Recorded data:
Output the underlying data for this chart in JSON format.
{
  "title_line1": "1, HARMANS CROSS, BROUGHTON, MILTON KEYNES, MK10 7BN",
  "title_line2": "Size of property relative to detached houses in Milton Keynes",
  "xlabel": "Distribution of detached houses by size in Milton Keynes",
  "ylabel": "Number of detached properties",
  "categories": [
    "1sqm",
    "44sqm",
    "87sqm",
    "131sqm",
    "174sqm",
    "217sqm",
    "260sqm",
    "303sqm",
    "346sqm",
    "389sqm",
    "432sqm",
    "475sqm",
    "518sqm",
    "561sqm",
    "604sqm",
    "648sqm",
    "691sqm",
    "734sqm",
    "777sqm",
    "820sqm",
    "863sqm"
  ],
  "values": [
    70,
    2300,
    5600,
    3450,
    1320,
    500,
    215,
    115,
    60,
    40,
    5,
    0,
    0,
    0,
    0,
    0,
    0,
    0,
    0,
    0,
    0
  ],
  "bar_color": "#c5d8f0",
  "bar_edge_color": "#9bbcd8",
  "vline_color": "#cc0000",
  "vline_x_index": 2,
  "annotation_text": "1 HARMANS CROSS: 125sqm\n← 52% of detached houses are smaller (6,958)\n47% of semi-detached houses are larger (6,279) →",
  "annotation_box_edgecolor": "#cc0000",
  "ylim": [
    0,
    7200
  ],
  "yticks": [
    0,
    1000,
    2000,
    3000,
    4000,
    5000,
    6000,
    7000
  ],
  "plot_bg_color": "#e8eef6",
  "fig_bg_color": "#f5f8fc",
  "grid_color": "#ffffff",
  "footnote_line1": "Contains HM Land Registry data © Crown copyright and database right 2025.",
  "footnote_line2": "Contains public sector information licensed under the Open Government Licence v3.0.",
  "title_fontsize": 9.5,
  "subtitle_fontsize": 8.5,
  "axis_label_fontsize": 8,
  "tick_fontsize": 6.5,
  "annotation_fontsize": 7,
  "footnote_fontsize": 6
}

| Task prompt |
Each record must be returned exactly as it is written.

| Final result |
Output the underlying data for this chart in JSON format.
{
  "title_line1": "1, HARMANS CROSS, BROUGHTON, MILTON KEYNES, MK10 7BN",
  "title_line2": "Size of property relative to detached houses in Milton Keynes",
  "xlabel": "Distribution of detached houses by size in Milton Keynes",
  "ylabel": "Number of detached properties",
  "categories": [
    "1sqm",
    "44sqm",
    "87sqm",
    "131sqm",
    "174sqm",
    "217sqm",
    "260sqm",
    "303sqm",
    "346sqm",
    "389sqm",
    "432sqm",
    "475sqm",
    "518sqm",
    "561sqm",
    "604sqm",
    "648sqm",
    "691sqm",
    "734sqm",
    "777sqm",
    "820sqm",
    "863sqm"
  ],
  "values": [
    70,
    2300,
    5600,
    3450,
    1320,
    500,
    215,
    115,
    60,
    40,
    5,
    0,
    0,
    0,
    0,
    0,
    0,
    0,
    0,
    0,
    0
  ],
  "bar_color": "#c5d8f0",
  "bar_edge_color": "#9bbcd8",
  "vline_color": "#cc0000",
  "vline_x_index": 2,
  "annotation_text": "1 HARMANS CROSS: 125sqm\n← 52% of detached houses are smaller (6,958)\n47% of semi-detached houses are larger (6,279) →",
  "annotation_box_edgecolor": "#cc0000",
  "ylim": [
    0,
    7200
  ],
  "yticks": [
    0,
    1000,
    2000,
    3000,
    4000,
    5000,
    6000,
    7000
  ],
  "plot_bg_color": "#e8eef6",
  "fig_bg_color": "#f5f8fc",
  "grid_color": "#ffffff",
  "footnote_line1": "Contains HM Land Registry data © Crown copyright and database right 2025.",
  "footnote_line2": "Contains public sector information licensed under the Open Government Licence v3.0.",
  "title_fontsize": 9.5,
  "subtitle_fontsize": 8.5,
  "axis_label_fontsize": 8,
  "tick_fontsize": 6.5,
  "annotation_fontsize": 7,
  "footnote_fontsize": 6
}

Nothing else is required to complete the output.